> _Objective_: All of the data that follows should be retyped exactly, please, except the pictures.

> _Dataset items_:
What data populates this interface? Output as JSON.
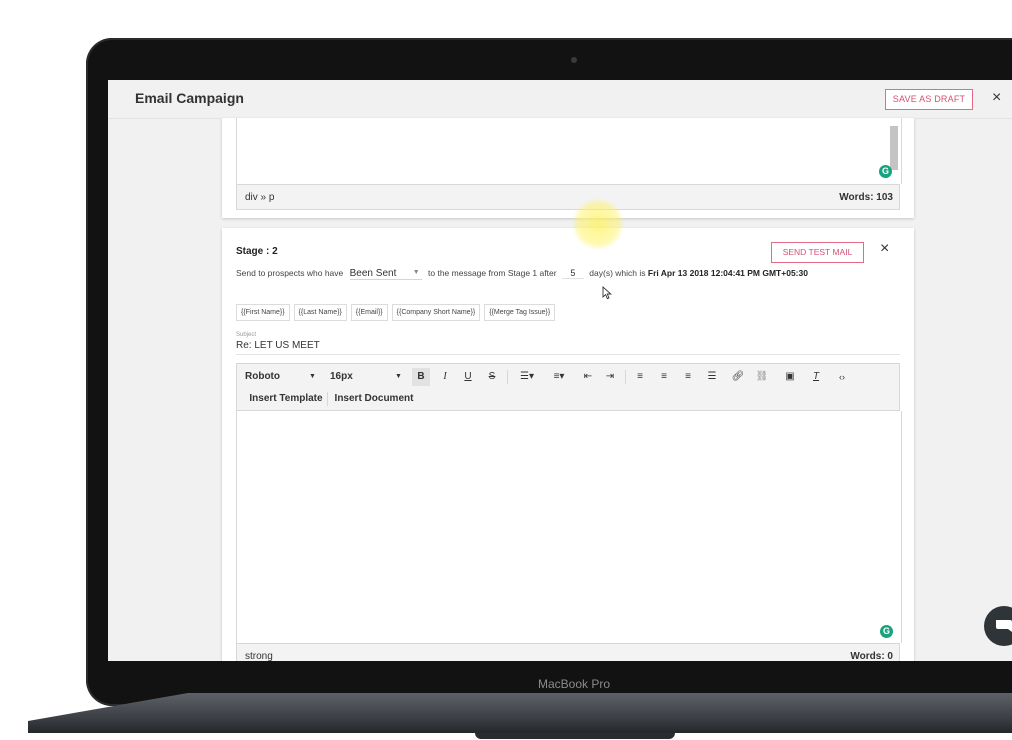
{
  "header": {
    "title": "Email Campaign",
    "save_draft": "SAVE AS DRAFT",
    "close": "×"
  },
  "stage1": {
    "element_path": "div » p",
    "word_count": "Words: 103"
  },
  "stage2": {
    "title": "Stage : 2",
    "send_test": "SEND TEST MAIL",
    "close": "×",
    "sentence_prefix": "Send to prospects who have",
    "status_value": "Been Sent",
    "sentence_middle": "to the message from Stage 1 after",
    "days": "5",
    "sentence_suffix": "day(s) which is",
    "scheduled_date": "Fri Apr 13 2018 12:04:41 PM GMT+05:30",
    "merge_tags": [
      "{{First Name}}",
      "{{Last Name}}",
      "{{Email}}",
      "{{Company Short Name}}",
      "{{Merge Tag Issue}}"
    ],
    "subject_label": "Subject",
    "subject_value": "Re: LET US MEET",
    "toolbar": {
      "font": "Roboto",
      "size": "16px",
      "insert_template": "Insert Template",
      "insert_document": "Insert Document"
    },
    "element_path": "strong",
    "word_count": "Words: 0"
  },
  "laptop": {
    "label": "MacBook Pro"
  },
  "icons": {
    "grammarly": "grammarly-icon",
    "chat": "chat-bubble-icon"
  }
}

> _Solution_:
What data populates this interface? Output as JSON.
{
  "header": {
    "title": "Email Campaign",
    "save_draft": "SAVE AS DRAFT",
    "close": "×"
  },
  "stage1": {
    "element_path": "div » p",
    "word_count": "Words: 103"
  },
  "stage2": {
    "title": "Stage : 2",
    "send_test": "SEND TEST MAIL",
    "close": "×",
    "sentence_prefix": "Send to prospects who have",
    "status_value": "Been Sent",
    "sentence_middle": "to the message from Stage 1 after",
    "days": "5",
    "sentence_suffix": "day(s) which is",
    "scheduled_date": "Fri Apr 13 2018 12:04:41 PM GMT+05:30",
    "merge_tags": [
      "{{First Name}}",
      "{{Last Name}}",
      "{{Email}}",
      "{{Company Short Name}}",
      "{{Merge Tag Issue}}"
    ],
    "subject_label": "Subject",
    "subject_value": "Re: LET US MEET",
    "toolbar": {
      "font": "Roboto",
      "size": "16px",
      "insert_template": "Insert Template",
      "insert_document": "Insert Document"
    },
    "element_path": "strong",
    "word_count": "Words: 0"
  },
  "laptop": {
    "label": "MacBook Pro"
  },
  "icons": {
    "grammarly": "grammarly-icon",
    "chat": "chat-bubble-icon"
  }
}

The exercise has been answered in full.